- WRITTEN TASK
For every line in the records that has the word "this", make a copy.
** Start RECORDS PROVIDED **
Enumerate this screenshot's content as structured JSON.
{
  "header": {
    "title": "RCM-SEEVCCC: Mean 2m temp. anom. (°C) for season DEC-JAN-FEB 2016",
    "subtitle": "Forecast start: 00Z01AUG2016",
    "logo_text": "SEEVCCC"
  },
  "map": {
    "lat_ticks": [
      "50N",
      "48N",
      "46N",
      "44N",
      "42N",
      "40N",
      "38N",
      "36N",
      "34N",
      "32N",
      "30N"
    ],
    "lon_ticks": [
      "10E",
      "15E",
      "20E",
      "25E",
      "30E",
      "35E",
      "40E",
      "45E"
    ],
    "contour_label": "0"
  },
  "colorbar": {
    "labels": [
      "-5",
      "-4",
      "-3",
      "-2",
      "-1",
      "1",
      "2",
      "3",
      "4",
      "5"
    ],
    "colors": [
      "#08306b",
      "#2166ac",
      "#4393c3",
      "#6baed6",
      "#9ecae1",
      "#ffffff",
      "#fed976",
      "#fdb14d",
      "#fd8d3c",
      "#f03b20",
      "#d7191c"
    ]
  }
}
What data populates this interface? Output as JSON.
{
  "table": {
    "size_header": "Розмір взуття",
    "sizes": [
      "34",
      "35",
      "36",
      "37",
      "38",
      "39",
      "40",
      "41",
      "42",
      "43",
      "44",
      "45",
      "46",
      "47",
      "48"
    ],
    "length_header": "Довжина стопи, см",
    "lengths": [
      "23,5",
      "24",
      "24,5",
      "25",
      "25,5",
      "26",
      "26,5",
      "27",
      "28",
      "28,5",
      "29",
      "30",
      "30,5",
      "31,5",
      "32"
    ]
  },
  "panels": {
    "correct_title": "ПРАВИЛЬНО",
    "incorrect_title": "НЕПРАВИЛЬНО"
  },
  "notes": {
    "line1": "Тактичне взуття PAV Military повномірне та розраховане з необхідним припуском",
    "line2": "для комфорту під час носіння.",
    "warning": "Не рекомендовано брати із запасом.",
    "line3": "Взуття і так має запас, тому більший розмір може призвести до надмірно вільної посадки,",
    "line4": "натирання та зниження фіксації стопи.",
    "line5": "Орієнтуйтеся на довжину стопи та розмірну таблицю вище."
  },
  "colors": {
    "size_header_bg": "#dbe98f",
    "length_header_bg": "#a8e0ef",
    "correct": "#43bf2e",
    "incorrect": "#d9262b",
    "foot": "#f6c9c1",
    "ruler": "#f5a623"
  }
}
** End RECORDS PROVIDED **
- ANSWER TO THE PROBLEM
Enumerate this screenshot's content as structured JSON.
What data populates this interface? Output as JSON.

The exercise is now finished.